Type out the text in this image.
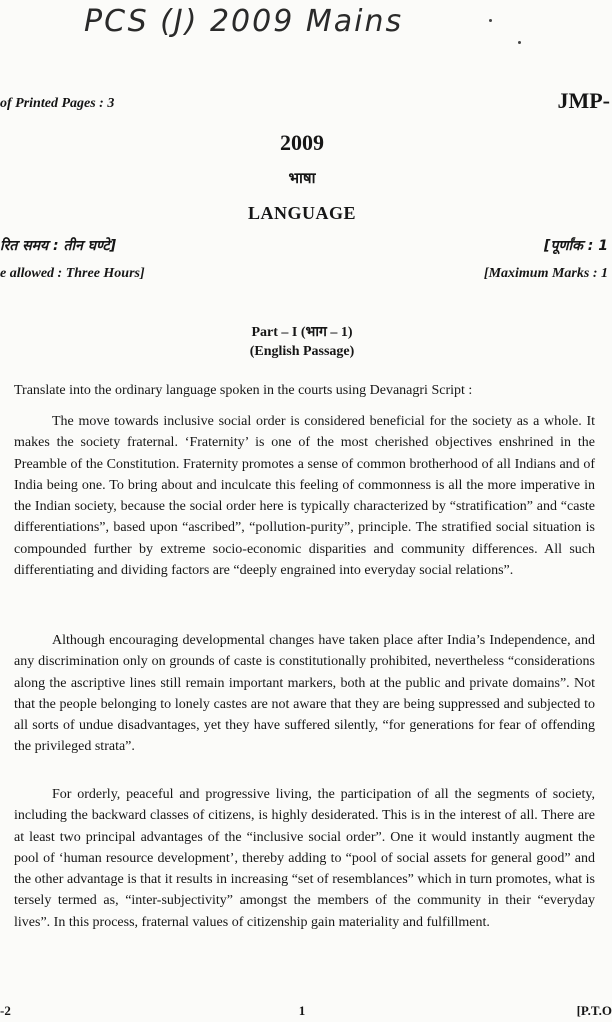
PCS (J) 2009 Mains
of Printed Pages : 3	JMP-
2009
भाषा
LANGUAGE
रित समय : तीन घण्टे]	[पूर्णांक : 1
e allowed : Three Hours]	[Maximum Marks : 1
Part – I (भाग – 1)
(English Passage)
Translate into the ordinary language spoken in the courts using Devanagri Script :

The move towards inclusive social order is considered beneficial for the society as a whole. It makes the society fraternal. ‘Fraternity’ is one of the most cherished objectives enshrined in the Preamble of the Constitution. Fraternity promotes a sense of common brotherhood of all Indians and of India being one. To bring about and inculcate this feeling of commonness is all the more imperative in the Indian society, because the social order here is typically characterized by “stratification” and “caste differentiations”, based upon “ascribed”, “pollution-purity”, principle. The stratified social situation is compounded further by extreme socio-economic disparities and community differences. All such differentiating and dividing factors are “deeply engrained into everyday social relations”.

Although encouraging developmental changes have taken place after India’s Independence, and any discrimination only on grounds of caste is constitutionally prohibited, nevertheless “considerations along the ascriptive lines still remain important markers, both at the public and private domains”. Not that the people belonging to lonely castes are not aware that they are being suppressed and subjected to all sorts of undue disadvantages, yet they have suffered silently, “for generations for fear of offending the privileged strata”.

For orderly, peaceful and progressive living, the participation of all the segments of society, including the backward classes of citizens, is highly desiderated. This is in the interest of all. There are at least two principal advantages of the “inclusive social order”. One it would instantly augment the pool of ‘human resource development’, thereby adding to “pool of social assets for general good” and the other advantage is that it results in increasing “set of resemblances” which in turn promotes, what is tersely termed as, “inter-subjectivity” amongst the members of the community in their “everyday lives”. In this process, fraternal values of citizenship gain materiality and fulfillment.

-2	1	[P.T.O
^^^^^^^^
§ **TASK STATEMENT**: Copy the material above in full and exactly, skipping pictures.

§ **RESPONSE TO THE EXERCISE**:
Type out the text in this image.
PCS (J) 2009 Mains
of Printed Pages : 3	JMP-
2009
भाषा
LANGUAGE
रित समय : तीन घण्टे]	[पूर्णांक : 1
e allowed : Three Hours]	[Maximum Marks : 1
Part – I (भाग – 1)
(English Passage)
Translate into the ordinary language spoken in the courts using Devanagri Script :

The move towards inclusive social order is considered beneficial for the society as a whole. It makes the society fraternal. ‘Fraternity’ is one of the most cherished objectives enshrined in the Preamble of the Constitution. Fraternity promotes a sense of common brotherhood of all Indians and of India being one. To bring about and inculcate this feeling of commonness is all the more imperative in the Indian society, because the social order here is typically characterized by “stratification” and “caste differentiations”, based upon “ascribed”, “pollution-purity”, principle. The stratified social situation is compounded further by extreme socio-economic disparities and community differences. All such differentiating and dividing factors are “deeply engrained into everyday social relations”.

Although encouraging developmental changes have taken place after India’s Independence, and any discrimination only on grounds of caste is constitutionally prohibited, nevertheless “considerations along the ascriptive lines still remain important markers, both at the public and private domains”. Not that the people belonging to lonely castes are not aware that they are being suppressed and subjected to all sorts of undue disadvantages, yet they have suffered silently, “for generations for fear of offending the privileged strata”.

For orderly, peaceful and progressive living, the participation of all the segments of society, including the backward classes of citizens, is highly desiderated. This is in the interest of all. There are at least two principal advantages of the “inclusive social order”. One it would instantly augment the pool of ‘human resource development’, thereby adding to “pool of social assets for general good” and the other advantage is that it results in increasing “set of resemblances” which in turn promotes, what is tersely termed as, “inter-subjectivity” amongst the members of the community in their “everyday lives”. In this process, fraternal values of citizenship gain materiality and fulfillment.

-2	1	[P.T.O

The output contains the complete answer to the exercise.